# Instructions to follow
Copy the items word for word, from the line containing "Output each element" through the line containing "chart-title: Chart (3) <box>1 23 891 44</box>", leaving out the pictures.

# Records supplied
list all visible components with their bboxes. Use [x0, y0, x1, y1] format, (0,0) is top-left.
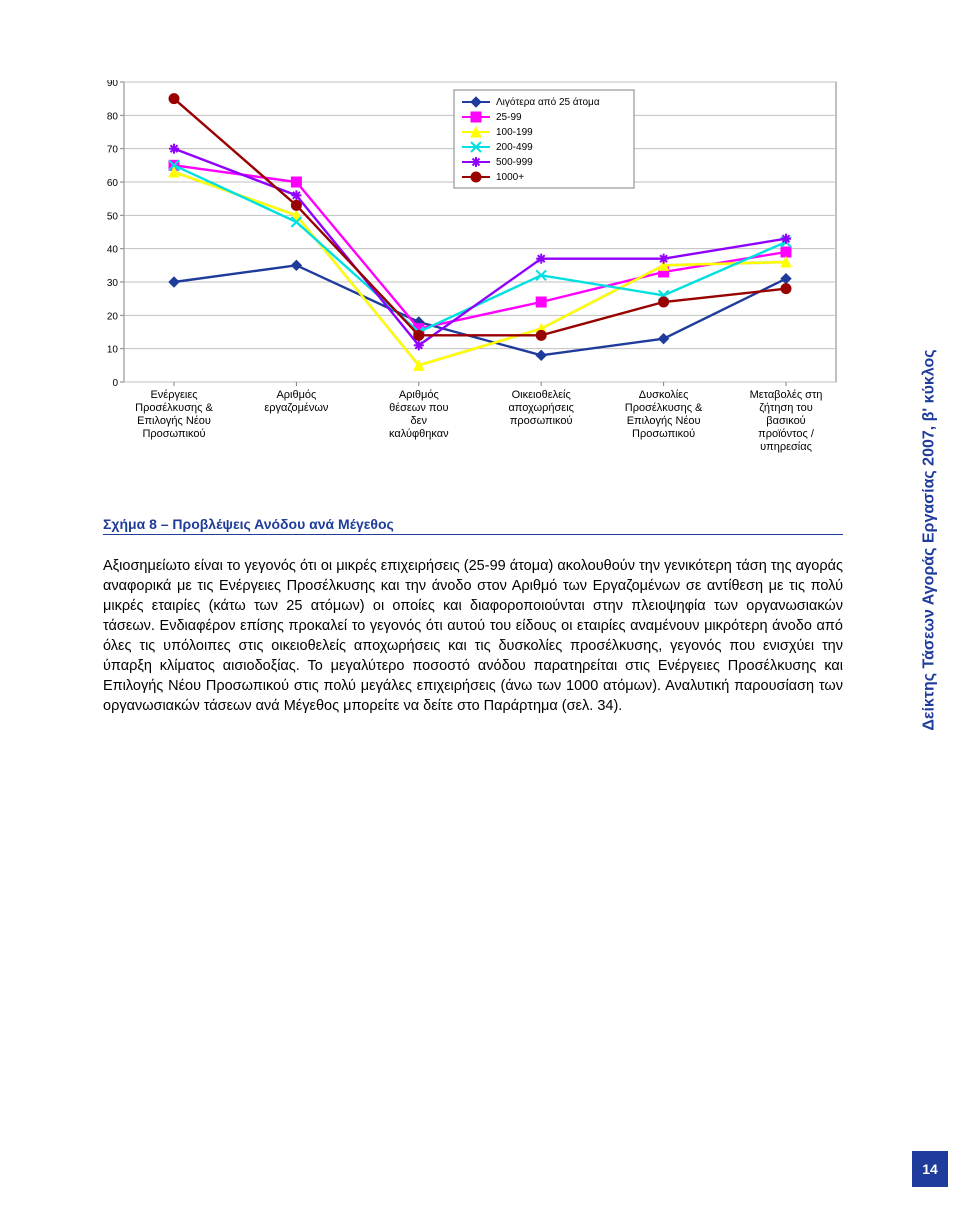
...
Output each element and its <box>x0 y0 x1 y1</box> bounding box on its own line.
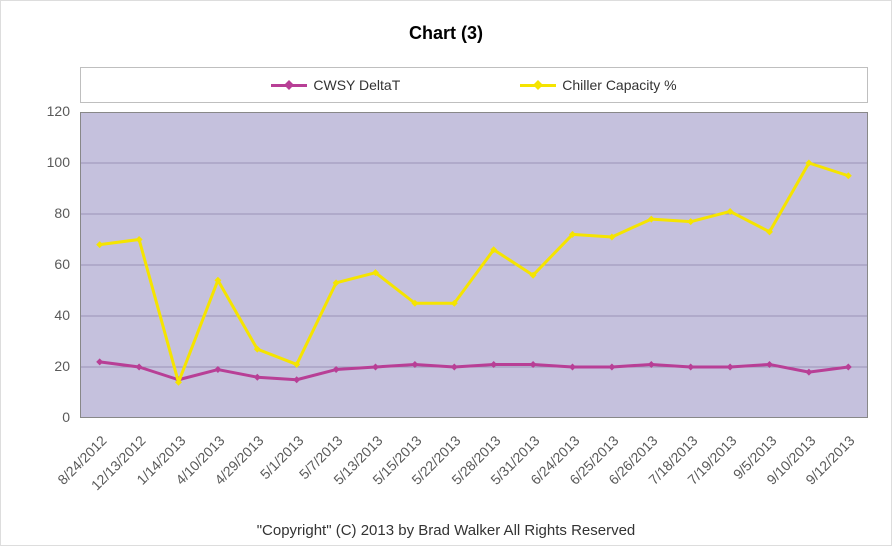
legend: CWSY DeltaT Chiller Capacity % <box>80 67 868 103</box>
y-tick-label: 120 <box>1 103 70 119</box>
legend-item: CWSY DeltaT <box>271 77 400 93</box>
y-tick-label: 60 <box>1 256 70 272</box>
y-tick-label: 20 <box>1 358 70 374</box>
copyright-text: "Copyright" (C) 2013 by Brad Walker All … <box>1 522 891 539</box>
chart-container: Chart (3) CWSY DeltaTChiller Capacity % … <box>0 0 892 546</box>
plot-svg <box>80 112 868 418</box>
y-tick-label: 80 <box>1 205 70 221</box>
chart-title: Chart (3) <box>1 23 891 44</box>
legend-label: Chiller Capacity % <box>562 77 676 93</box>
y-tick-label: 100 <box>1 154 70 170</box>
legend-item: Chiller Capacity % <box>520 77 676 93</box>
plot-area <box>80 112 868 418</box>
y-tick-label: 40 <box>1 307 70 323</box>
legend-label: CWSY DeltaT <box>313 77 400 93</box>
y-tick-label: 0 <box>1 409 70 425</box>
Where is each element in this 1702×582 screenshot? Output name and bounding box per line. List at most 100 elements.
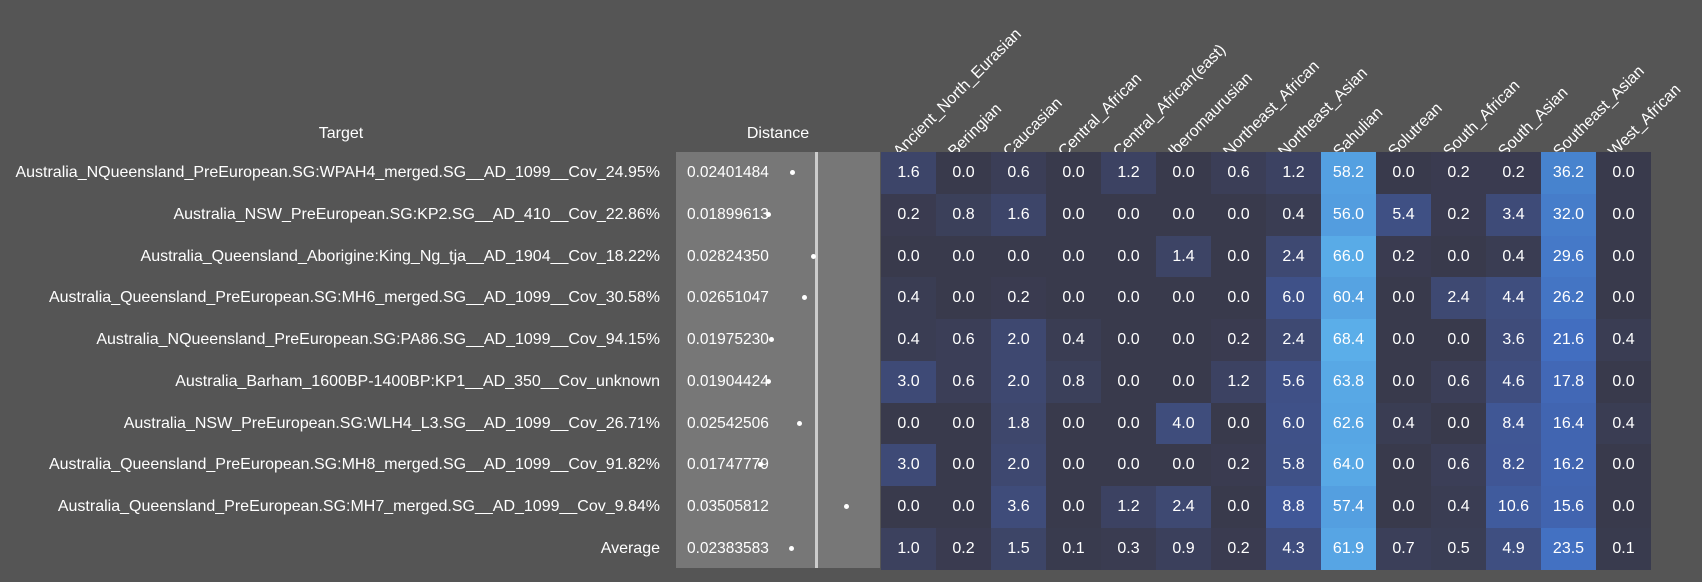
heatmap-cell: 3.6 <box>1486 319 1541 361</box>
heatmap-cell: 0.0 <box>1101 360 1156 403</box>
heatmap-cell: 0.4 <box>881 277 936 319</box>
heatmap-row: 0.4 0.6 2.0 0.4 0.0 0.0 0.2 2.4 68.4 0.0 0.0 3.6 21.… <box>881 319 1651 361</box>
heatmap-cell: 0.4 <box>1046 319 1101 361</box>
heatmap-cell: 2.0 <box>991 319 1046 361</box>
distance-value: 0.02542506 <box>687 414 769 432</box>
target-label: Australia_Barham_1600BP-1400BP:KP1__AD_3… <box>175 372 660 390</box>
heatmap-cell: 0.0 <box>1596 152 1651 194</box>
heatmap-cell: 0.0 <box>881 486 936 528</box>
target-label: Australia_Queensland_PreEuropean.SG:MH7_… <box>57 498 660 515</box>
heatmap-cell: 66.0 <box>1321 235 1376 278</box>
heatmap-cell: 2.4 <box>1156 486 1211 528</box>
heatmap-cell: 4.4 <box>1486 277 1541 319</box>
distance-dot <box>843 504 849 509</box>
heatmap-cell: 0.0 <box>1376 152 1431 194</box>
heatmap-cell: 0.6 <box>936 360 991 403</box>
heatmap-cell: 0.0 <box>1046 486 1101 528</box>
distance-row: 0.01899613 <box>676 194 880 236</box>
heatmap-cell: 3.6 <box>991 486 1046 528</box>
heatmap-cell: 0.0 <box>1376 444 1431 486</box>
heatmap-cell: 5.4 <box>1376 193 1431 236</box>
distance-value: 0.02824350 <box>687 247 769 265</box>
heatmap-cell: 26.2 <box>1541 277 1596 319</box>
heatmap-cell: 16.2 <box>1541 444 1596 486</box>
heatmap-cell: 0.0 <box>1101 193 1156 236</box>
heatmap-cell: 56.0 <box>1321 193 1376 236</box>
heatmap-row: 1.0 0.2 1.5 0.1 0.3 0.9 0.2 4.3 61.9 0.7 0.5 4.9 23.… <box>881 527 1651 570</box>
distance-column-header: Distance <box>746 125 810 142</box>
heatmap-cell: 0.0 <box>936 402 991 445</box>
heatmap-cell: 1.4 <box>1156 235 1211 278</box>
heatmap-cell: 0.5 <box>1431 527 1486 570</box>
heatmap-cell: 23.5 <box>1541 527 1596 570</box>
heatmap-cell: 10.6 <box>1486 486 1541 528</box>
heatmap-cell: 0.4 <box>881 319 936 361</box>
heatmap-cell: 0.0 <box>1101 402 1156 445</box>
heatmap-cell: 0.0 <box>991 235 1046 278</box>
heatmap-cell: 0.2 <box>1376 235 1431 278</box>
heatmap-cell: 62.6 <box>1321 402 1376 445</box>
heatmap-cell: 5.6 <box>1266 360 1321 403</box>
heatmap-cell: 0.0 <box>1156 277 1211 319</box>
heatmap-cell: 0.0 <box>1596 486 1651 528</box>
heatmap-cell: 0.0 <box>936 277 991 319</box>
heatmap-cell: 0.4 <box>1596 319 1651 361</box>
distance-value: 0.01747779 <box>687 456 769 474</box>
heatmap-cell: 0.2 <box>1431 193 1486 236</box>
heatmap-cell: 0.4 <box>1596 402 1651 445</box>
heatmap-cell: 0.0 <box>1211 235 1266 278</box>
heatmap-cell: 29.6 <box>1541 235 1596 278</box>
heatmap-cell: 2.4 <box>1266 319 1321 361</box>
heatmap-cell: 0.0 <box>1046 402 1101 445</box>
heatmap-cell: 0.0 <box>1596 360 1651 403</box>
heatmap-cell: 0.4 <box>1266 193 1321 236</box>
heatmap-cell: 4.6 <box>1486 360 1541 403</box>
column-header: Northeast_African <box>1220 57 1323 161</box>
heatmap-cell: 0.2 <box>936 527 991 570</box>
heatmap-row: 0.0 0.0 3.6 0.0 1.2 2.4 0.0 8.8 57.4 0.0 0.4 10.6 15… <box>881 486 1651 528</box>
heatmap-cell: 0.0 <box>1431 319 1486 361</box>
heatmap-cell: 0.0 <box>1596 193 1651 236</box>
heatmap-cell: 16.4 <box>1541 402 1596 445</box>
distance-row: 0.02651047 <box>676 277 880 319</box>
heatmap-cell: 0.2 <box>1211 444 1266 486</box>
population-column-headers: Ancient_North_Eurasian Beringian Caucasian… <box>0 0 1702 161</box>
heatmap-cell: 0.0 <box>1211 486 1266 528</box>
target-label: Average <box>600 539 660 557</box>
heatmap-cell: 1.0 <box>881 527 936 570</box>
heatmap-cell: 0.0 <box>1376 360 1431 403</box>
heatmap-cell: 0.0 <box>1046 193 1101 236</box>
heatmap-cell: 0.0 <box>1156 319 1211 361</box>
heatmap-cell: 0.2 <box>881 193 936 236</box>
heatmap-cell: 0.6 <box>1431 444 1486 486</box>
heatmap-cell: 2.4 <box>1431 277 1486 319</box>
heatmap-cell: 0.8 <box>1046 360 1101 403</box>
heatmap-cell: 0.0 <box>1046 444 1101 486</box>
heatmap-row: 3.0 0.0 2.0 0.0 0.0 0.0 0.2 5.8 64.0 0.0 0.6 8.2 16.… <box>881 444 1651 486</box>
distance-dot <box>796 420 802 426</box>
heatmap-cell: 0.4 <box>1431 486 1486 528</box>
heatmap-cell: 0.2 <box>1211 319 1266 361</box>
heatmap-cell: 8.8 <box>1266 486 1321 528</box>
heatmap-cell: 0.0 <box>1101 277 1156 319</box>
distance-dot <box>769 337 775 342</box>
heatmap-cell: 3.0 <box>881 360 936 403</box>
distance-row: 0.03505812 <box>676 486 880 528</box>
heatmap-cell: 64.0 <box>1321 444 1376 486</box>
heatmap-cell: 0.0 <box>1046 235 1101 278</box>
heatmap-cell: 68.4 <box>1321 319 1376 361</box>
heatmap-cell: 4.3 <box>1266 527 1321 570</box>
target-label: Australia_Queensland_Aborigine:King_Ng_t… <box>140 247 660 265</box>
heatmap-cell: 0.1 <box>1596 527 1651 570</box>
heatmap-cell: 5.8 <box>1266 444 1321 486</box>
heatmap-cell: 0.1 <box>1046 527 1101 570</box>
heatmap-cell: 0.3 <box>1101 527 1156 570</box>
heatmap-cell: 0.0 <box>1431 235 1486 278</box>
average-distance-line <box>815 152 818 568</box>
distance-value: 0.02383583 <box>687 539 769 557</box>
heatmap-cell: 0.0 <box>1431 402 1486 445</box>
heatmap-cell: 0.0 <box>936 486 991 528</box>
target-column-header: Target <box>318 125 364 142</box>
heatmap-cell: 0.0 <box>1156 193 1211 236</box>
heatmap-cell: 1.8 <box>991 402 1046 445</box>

# In response
Output each element and its <box>x0 y0 x1 y1</box> bounding box on its own line.
legend: CWSY DeltaT Chiller Capacity % <box>80 67 868 103</box>
y-tick-label: 120 <box>1 103 70 119</box>
legend-item: CWSY DeltaT <box>271 77 400 93</box>
y-tick-label: 60 <box>1 256 70 272</box>
y-tick-label: 20 <box>1 358 70 374</box>
copyright-text: "Copyright" (C) 2013 by Brad Walker All … <box>1 522 891 539</box>
chart-container: Chart (3) CWSY DeltaTChiller Capacity % … <box>0 0 892 546</box>
plot-svg <box>80 112 868 418</box>
y-tick-label: 80 <box>1 205 70 221</box>
chart-title: Chart (3) <box>1 23 891 44</box>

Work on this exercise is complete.